### Provided material
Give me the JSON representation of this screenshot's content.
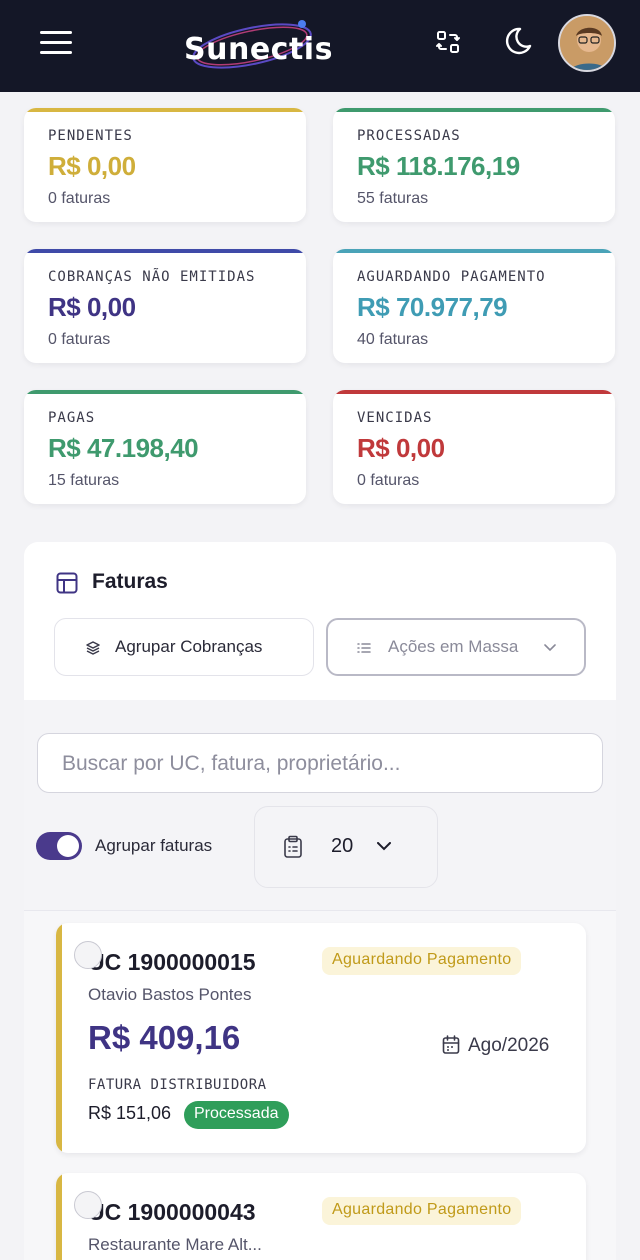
{
  "header": {
    "brand": "Sunectis",
    "icons": {
      "menu": "hamburger-menu-icon",
      "swap": "swap-icon",
      "theme": "moon-icon",
      "avatar": "user-avatar"
    }
  },
  "stats": [
    {
      "label": "PENDENTES",
      "value": "R$ 0,00",
      "count": "0 faturas",
      "color": "#cfae3a"
    },
    {
      "label": "PROCESSADAS",
      "value": "R$ 118.176,19",
      "count": "55 faturas",
      "color": "#3f9a6e"
    },
    {
      "label": "COBRANÇAS NÃO EMITIDAS",
      "value": "R$ 0,00",
      "count": "0 faturas",
      "color": "#3f3484"
    },
    {
      "label": "AGUARDANDO PAGAMENTO",
      "value": "R$ 70.977,79",
      "count": "40 faturas",
      "color": "#3f9cb4"
    },
    {
      "label": "PAGAS",
      "value": "R$ 47.198,40",
      "count": "15 faturas",
      "color": "#3f9a6e"
    },
    {
      "label": "VENCIDAS",
      "value": "R$ 0,00",
      "count": "0 faturas",
      "color": "#c0393b"
    }
  ],
  "faturas": {
    "title": "Faturas",
    "agrupar_cobrancas": "Agrupar Cobranças",
    "acoes_em_massa": "Ações em Massa",
    "search_placeholder": "Buscar por UC, fatura, proprietário...",
    "agrupar_faturas_label": "Agrupar faturas",
    "agrupar_faturas_on": true,
    "per_page": "20"
  },
  "invoices": [
    {
      "uc": "UC 1900000015",
      "status": "Aguardando Pagamento",
      "owner": "Otavio Bastos Pontes",
      "amount": "R$ 409,16",
      "date": "Ago/2026",
      "dist_label": "FATURA DISTRIBUIDORA",
      "dist_value": "R$ 151,06",
      "dist_status": "Processada"
    },
    {
      "uc": "UC 1900000043",
      "status": "Aguardando Pagamento",
      "owner": "Restaurante Mare Alt..."
    }
  ]
}
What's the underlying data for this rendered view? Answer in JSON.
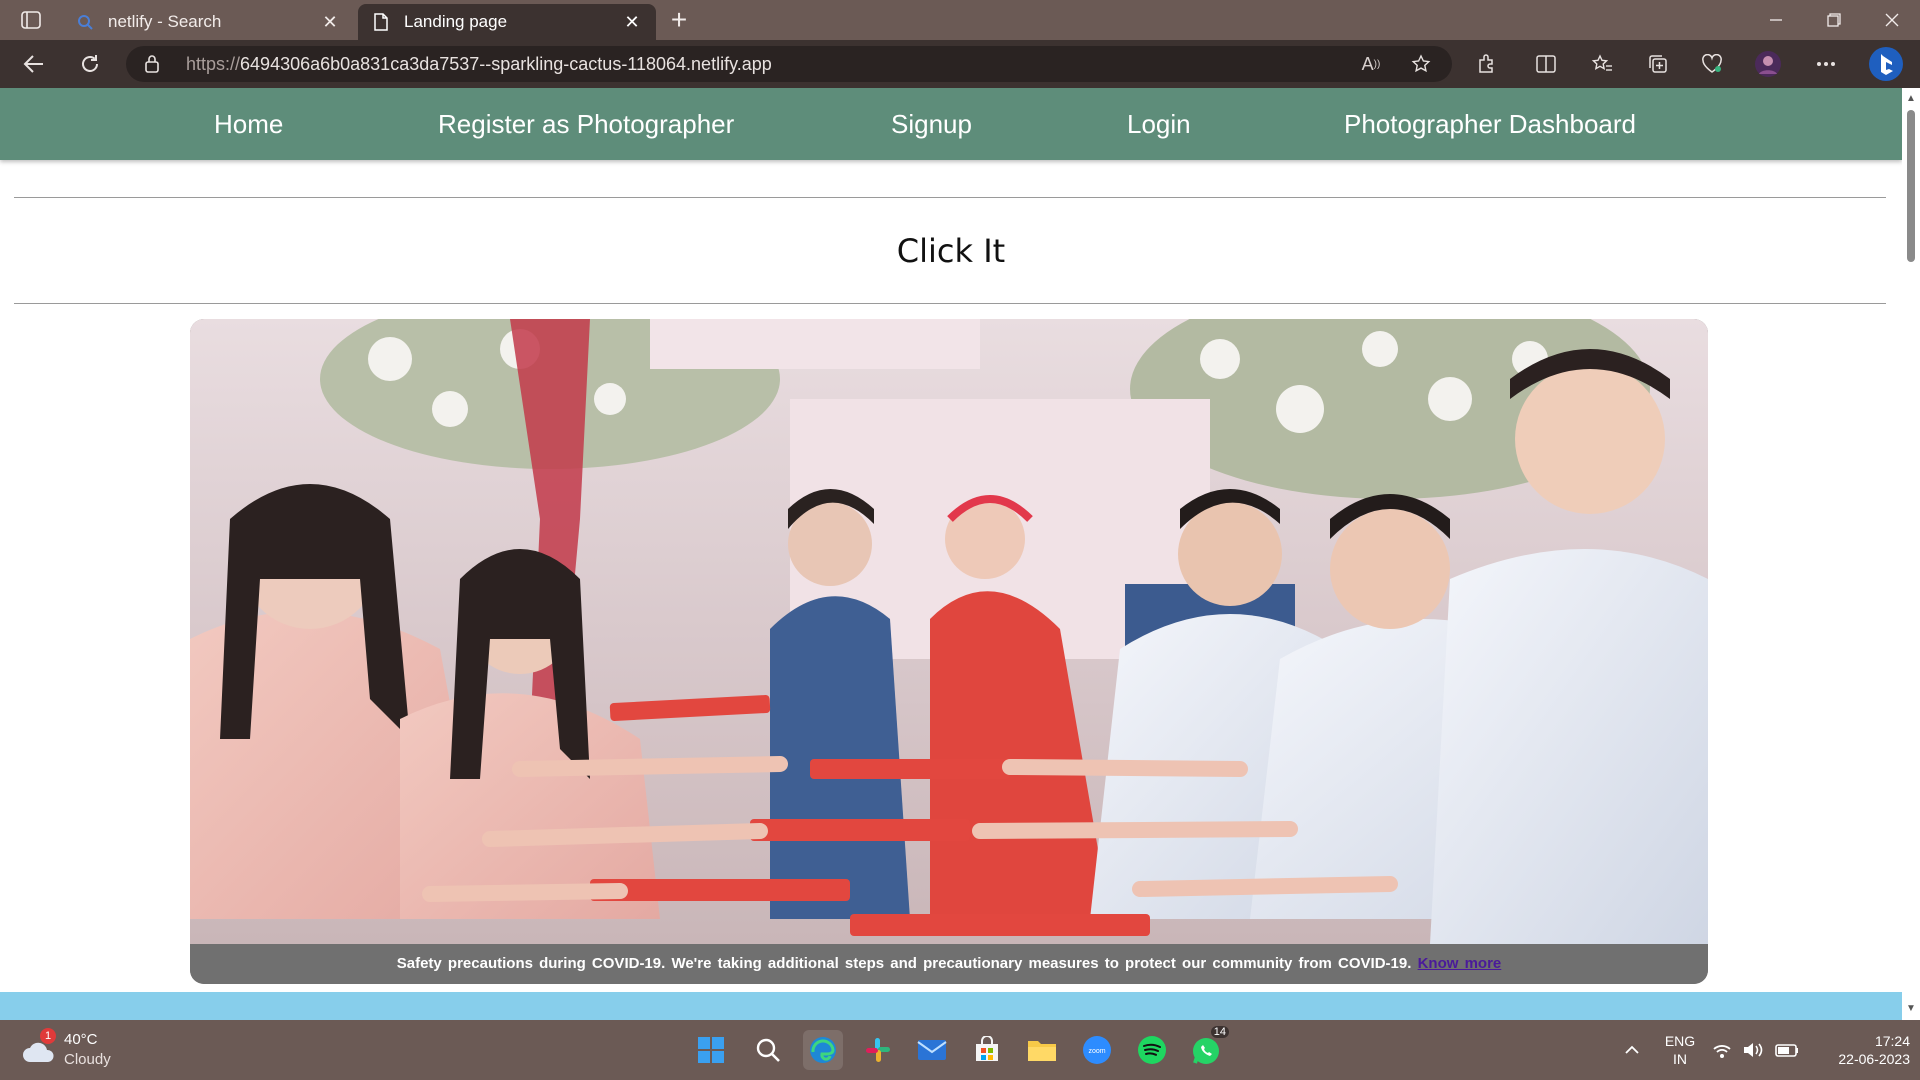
{
  "browser": {
    "tabs": [
      {
        "title": "netlify - Search",
        "icon": "bing-search-icon",
        "active": false
      },
      {
        "title": "Landing page",
        "icon": "page-icon",
        "active": true
      }
    ],
    "new_tab_icon": "plus-icon",
    "url_scheme": "https://",
    "url_rest": "6494306a6b0a831ca3da7537--sparkling-cactus-118064.netlify.app"
  },
  "page": {
    "nav": [
      "Home",
      "Register as Photographer",
      "Signup",
      "Login",
      "Photographer Dashboard"
    ],
    "brand": "Click It",
    "covid_notice": "Safety precautions during COVID-19. We're taking additional steps and precautionary measures to protect our community from COVID-19.",
    "covid_link": "Know more"
  },
  "colors": {
    "navbar": "#5e8d7a",
    "tab_strip": "#6b5a55",
    "toolbar": "#3c3230",
    "footer_band": "#87ceeb",
    "notice_bar": "#707070"
  },
  "taskbar": {
    "weather": {
      "temp": "40°C",
      "condition": "Cloudy",
      "badge": "1"
    },
    "apps": [
      "start",
      "search",
      "edge",
      "slack",
      "mail",
      "store",
      "file-explorer",
      "zoom",
      "spotify",
      "whatsapp"
    ],
    "whatsapp_badge": "14",
    "lang": "ENG",
    "region": "IN",
    "time": "17:24",
    "date": "22-06-2023"
  }
}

### Challenge
From the entries above, copy each line holding "Photographer".

### Response below
      "Register as Photographer",
      "Photographer Dashboard"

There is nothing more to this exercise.